Extract all lines in the data that contain the word "Welcome".

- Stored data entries
------------------------------------------------

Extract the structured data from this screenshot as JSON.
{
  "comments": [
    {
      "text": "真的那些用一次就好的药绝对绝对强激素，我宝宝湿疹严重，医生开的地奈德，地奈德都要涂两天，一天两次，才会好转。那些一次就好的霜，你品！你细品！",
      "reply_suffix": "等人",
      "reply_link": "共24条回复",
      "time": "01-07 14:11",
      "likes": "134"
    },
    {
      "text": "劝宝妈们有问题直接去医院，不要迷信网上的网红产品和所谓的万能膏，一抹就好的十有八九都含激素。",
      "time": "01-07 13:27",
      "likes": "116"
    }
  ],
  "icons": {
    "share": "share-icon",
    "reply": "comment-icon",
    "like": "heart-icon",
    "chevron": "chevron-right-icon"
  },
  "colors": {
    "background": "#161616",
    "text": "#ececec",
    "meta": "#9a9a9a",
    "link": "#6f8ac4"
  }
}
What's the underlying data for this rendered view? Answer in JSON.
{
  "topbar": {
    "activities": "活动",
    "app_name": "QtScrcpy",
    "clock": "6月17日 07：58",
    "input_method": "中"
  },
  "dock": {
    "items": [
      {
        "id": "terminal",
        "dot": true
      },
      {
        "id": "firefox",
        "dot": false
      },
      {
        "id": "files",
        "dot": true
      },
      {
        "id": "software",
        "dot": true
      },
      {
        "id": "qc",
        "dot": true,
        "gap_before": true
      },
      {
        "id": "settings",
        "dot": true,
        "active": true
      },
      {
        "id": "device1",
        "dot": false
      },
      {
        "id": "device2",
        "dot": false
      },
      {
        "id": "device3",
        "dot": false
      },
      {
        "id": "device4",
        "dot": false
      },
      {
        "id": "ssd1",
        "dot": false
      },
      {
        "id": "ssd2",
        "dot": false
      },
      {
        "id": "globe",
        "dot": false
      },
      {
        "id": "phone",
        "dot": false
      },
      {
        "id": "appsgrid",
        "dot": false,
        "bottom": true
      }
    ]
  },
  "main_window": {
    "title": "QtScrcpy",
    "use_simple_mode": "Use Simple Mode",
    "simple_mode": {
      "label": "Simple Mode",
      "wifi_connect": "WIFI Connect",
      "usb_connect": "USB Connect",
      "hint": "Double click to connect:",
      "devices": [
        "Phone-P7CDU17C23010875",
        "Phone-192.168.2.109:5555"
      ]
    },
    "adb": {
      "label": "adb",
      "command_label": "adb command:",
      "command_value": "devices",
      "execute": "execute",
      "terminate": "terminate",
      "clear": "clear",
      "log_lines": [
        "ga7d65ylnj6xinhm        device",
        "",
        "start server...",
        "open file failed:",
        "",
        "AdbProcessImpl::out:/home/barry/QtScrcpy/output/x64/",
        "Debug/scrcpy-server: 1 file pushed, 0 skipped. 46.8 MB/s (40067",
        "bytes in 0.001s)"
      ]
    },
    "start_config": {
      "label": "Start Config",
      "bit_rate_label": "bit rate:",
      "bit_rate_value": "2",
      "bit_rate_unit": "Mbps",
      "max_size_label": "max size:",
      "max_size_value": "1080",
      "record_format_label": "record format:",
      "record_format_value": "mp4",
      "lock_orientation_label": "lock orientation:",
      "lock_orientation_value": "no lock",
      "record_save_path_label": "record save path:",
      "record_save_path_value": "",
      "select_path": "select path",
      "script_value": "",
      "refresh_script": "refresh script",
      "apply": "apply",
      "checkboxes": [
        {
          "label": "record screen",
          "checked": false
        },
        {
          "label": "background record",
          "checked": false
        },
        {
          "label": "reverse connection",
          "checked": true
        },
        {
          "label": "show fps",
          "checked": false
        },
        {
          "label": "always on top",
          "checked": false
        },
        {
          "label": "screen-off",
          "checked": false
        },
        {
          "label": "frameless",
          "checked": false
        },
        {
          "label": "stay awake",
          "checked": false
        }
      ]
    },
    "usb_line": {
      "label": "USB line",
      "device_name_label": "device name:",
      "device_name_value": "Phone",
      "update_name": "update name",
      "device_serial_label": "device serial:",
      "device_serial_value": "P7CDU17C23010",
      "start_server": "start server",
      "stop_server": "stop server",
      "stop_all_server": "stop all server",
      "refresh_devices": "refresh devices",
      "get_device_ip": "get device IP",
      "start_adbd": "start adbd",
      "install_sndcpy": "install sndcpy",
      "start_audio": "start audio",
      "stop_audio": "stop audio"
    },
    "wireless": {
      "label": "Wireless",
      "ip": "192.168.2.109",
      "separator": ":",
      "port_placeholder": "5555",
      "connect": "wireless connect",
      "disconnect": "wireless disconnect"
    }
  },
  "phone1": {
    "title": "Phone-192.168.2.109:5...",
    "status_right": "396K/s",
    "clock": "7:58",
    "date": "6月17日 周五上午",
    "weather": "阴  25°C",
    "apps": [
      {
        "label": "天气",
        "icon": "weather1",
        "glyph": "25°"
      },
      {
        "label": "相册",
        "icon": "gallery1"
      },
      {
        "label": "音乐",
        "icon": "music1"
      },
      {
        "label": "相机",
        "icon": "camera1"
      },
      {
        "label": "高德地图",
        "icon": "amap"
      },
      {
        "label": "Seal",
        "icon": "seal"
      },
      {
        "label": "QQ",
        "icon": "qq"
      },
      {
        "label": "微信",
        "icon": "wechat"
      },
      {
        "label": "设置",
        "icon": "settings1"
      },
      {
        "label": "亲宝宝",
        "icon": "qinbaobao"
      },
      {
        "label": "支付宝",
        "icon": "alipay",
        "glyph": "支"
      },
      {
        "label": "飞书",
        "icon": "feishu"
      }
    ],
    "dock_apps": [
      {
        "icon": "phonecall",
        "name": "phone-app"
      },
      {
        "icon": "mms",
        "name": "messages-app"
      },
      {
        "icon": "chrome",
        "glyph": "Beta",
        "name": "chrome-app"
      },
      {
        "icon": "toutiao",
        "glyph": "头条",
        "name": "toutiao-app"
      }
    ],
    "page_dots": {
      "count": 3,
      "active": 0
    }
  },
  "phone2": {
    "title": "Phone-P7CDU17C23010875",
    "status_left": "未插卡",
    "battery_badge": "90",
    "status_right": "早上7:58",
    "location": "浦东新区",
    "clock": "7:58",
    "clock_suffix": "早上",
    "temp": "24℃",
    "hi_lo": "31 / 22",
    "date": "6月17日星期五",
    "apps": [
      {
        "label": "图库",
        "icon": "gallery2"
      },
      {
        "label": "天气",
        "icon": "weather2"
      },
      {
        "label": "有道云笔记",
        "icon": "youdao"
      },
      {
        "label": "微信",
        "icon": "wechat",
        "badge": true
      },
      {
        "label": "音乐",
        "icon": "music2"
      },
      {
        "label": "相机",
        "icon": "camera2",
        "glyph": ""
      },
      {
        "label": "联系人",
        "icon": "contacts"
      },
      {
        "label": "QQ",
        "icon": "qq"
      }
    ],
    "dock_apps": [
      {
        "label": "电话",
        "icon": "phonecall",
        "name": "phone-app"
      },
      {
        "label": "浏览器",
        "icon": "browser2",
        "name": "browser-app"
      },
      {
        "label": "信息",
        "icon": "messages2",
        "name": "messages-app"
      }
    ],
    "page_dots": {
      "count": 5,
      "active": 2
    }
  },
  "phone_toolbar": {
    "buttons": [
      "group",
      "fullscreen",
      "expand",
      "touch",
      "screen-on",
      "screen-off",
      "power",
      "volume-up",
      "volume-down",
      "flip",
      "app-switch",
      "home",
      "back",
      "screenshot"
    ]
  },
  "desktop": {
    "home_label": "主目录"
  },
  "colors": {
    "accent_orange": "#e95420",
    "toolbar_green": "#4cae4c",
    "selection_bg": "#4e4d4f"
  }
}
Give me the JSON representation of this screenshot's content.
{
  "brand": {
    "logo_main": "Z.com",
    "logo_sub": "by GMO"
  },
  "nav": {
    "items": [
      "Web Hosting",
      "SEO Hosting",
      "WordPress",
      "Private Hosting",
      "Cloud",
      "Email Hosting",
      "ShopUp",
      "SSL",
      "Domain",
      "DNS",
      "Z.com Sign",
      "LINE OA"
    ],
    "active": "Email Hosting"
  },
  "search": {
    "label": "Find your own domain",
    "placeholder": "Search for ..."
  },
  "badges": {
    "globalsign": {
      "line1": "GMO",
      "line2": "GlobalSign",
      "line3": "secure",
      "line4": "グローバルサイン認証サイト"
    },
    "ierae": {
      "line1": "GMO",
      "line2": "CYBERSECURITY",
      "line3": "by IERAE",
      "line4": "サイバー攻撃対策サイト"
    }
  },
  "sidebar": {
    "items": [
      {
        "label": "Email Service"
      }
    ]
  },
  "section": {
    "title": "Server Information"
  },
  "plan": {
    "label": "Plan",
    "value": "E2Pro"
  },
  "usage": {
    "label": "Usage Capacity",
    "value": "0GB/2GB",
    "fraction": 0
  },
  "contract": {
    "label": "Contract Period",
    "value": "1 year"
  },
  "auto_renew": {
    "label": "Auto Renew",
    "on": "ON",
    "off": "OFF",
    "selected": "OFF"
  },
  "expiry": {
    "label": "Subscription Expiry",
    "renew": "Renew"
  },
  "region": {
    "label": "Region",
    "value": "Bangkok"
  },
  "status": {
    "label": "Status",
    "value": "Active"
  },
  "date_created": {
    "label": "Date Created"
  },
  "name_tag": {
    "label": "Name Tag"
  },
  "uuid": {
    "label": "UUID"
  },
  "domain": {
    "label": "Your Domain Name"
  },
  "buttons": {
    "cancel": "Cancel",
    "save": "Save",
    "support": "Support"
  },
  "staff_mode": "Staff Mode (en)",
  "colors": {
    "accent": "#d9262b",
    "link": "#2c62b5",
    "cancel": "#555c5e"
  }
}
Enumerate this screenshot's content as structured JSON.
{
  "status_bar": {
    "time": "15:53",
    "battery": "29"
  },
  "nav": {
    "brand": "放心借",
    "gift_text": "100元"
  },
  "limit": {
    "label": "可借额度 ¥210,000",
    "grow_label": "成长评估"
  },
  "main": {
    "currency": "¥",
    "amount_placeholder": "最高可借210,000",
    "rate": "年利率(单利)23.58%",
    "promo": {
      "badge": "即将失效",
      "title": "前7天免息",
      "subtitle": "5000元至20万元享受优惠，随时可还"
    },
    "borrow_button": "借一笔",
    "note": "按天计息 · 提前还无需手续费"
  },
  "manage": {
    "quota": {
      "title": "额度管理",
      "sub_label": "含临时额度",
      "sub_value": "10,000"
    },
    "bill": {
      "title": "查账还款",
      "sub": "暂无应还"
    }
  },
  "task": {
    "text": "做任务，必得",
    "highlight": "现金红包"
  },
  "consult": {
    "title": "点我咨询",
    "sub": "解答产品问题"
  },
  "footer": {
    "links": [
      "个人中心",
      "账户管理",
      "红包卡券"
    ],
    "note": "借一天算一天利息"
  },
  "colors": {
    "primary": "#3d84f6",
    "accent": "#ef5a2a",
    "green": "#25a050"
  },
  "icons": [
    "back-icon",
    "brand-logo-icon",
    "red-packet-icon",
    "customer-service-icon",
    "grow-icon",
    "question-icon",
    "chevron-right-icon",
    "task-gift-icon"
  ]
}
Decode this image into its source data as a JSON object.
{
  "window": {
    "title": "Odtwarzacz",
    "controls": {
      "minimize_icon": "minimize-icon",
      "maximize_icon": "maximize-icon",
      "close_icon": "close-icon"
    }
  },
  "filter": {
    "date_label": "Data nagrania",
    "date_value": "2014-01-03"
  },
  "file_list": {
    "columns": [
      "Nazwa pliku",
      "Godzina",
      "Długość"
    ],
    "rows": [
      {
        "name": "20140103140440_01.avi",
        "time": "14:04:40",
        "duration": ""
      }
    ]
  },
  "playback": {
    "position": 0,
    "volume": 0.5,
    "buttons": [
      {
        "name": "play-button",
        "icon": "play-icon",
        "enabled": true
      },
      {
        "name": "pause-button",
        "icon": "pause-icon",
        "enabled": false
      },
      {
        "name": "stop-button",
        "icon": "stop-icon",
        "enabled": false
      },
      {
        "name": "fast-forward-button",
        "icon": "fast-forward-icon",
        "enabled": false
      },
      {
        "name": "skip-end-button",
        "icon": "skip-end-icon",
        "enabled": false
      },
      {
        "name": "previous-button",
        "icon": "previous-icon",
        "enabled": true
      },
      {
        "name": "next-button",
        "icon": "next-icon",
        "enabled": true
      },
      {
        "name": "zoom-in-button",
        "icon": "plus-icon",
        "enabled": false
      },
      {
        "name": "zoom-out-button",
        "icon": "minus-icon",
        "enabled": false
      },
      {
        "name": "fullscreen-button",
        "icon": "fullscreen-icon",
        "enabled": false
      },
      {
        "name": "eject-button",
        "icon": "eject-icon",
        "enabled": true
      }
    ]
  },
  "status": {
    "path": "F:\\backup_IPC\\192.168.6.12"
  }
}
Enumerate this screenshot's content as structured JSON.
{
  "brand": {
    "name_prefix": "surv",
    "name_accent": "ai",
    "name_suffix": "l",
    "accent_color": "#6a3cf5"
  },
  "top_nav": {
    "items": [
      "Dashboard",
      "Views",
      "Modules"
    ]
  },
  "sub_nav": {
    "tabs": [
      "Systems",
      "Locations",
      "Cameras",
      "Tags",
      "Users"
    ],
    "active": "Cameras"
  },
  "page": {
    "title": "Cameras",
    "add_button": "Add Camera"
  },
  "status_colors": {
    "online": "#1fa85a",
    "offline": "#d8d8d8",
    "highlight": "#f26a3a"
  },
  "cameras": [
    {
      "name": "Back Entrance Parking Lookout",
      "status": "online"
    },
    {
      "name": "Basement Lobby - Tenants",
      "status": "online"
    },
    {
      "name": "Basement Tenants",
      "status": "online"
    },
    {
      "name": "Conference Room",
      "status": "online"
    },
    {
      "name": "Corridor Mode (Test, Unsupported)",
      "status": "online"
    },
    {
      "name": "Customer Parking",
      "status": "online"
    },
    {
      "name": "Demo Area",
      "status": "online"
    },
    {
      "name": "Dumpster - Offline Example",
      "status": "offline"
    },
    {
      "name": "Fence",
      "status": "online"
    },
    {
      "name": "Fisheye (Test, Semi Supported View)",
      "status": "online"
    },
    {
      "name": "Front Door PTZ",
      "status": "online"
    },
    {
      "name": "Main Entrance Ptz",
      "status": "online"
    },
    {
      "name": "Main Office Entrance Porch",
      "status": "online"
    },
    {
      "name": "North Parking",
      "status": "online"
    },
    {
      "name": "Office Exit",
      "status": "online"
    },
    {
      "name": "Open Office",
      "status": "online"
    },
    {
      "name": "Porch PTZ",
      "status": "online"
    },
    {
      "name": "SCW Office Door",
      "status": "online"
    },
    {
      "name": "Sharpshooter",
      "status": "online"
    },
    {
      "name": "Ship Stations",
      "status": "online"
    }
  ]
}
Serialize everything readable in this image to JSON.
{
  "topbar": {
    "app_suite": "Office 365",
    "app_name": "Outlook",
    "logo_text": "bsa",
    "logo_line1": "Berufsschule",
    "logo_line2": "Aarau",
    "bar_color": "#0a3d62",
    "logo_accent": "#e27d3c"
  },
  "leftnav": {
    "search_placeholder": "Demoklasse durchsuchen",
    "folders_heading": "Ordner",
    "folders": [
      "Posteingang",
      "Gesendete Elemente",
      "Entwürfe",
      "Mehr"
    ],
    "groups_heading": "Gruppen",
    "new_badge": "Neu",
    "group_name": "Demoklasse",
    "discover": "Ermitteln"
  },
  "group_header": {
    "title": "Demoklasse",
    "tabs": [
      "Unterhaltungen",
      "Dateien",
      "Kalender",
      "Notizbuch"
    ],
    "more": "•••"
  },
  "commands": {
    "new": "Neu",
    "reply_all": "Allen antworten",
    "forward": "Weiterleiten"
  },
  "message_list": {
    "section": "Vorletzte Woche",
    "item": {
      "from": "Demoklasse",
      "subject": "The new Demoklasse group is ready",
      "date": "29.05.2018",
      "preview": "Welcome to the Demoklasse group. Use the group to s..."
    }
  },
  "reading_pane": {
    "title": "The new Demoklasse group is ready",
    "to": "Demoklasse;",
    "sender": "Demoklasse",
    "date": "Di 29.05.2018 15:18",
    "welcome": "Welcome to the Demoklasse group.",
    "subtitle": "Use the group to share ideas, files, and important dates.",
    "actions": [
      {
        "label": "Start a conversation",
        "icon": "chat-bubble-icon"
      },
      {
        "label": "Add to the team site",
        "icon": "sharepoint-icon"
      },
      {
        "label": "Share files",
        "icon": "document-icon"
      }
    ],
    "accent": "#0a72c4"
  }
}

------------------------------------------------

- RESPONSE FOR THIS EXERCISE
      "preview": "Welcome to the Demoklasse group. Use the group to s..."
    "welcome": "Welcome to the Demoklasse group.",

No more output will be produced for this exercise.